> [WHAT IS NEEDED]
Write out the entire listing below exactly, with the pictures left out.

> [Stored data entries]
-------------------------

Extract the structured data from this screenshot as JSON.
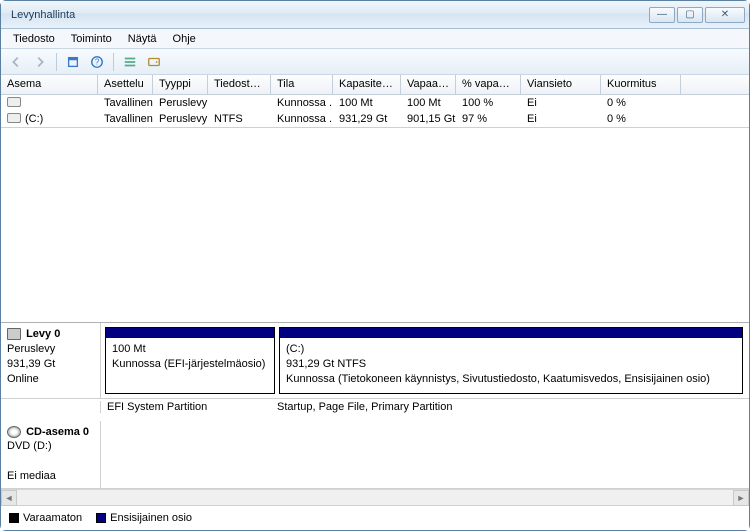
{
  "window": {
    "title": "Levynhallinta"
  },
  "menu": {
    "tiedosto": "Tiedosto",
    "toiminto": "Toiminto",
    "nayta": "Näytä",
    "ohje": "Ohje"
  },
  "columns": {
    "asema": "Asema",
    "asettelu": "Asettelu",
    "tyyppi": "Tyyppi",
    "tj": "Tiedostojärj...",
    "tila": "Tila",
    "kap": "Kapasiteetti",
    "vapaa": "Vapaa tila",
    "pct": "% vapaana",
    "vian": "Viansieto",
    "kuorm": "Kuormitus"
  },
  "volumes": [
    {
      "asema": "",
      "asettelu": "Tavallinen",
      "tyyppi": "Peruslevy",
      "tj": "",
      "tila": "Kunnossa ...",
      "kap": "100 Mt",
      "vapaa": "100 Mt",
      "pct": "100 %",
      "vian": "Ei",
      "kuorm": "0 %"
    },
    {
      "asema": "(C:)",
      "asettelu": "Tavallinen",
      "tyyppi": "Peruslevy",
      "tj": "NTFS",
      "tila": "Kunnossa ...",
      "kap": "931,29 Gt",
      "vapaa": "901,15 Gt",
      "pct": "97 %",
      "vian": "Ei",
      "kuorm": "0 %"
    }
  ],
  "disk0": {
    "title": "Levy 0",
    "type": "Peruslevy",
    "size": "931,39 Gt",
    "status": "Online",
    "vol1": {
      "line1": "",
      "line2": "100 Mt",
      "line3": "Kunnossa (EFI-järjestelmäosio)"
    },
    "vol2": {
      "line1": "(C:)",
      "line2": "931,29 Gt NTFS",
      "line3": "Kunnossa (Tietokoneen käynnistys, Sivutustiedosto, Kaatumisvedos, Ensisijainen osio)"
    }
  },
  "meta": {
    "left": "EFI System Partition",
    "right": "Startup, Page File, Primary Partition"
  },
  "cd": {
    "title": "CD-asema 0",
    "sub": "DVD (D:)",
    "status": "Ei mediaa"
  },
  "legend": {
    "unalloc": "Varaamaton",
    "primary": "Ensisijainen osio"
  }
}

-------------------------

> [SOLVED PROBLEM]
Extract the structured data from this screenshot as JSON.
{
  "window": {
    "title": "Levynhallinta"
  },
  "menu": {
    "tiedosto": "Tiedosto",
    "toiminto": "Toiminto",
    "nayta": "Näytä",
    "ohje": "Ohje"
  },
  "columns": {
    "asema": "Asema",
    "asettelu": "Asettelu",
    "tyyppi": "Tyyppi",
    "tj": "Tiedostojärj...",
    "tila": "Tila",
    "kap": "Kapasiteetti",
    "vapaa": "Vapaa tila",
    "pct": "% vapaana",
    "vian": "Viansieto",
    "kuorm": "Kuormitus"
  },
  "volumes": [
    {
      "asema": "",
      "asettelu": "Tavallinen",
      "tyyppi": "Peruslevy",
      "tj": "",
      "tila": "Kunnossa ...",
      "kap": "100 Mt",
      "vapaa": "100 Mt",
      "pct": "100 %",
      "vian": "Ei",
      "kuorm": "0 %"
    },
    {
      "asema": "(C:)",
      "asettelu": "Tavallinen",
      "tyyppi": "Peruslevy",
      "tj": "NTFS",
      "tila": "Kunnossa ...",
      "kap": "931,29 Gt",
      "vapaa": "901,15 Gt",
      "pct": "97 %",
      "vian": "Ei",
      "kuorm": "0 %"
    }
  ],
  "disk0": {
    "title": "Levy 0",
    "type": "Peruslevy",
    "size": "931,39 Gt",
    "status": "Online",
    "vol1": {
      "line1": "",
      "line2": "100 Mt",
      "line3": "Kunnossa (EFI-järjestelmäosio)"
    },
    "vol2": {
      "line1": "(C:)",
      "line2": "931,29 Gt NTFS",
      "line3": "Kunnossa (Tietokoneen käynnistys, Sivutustiedosto, Kaatumisvedos, Ensisijainen osio)"
    }
  },
  "meta": {
    "left": "EFI System Partition",
    "right": "Startup, Page File, Primary Partition"
  },
  "cd": {
    "title": "CD-asema 0",
    "sub": "DVD (D:)",
    "status": "Ei mediaa"
  },
  "legend": {
    "unalloc": "Varaamaton",
    "primary": "Ensisijainen osio"
  }
}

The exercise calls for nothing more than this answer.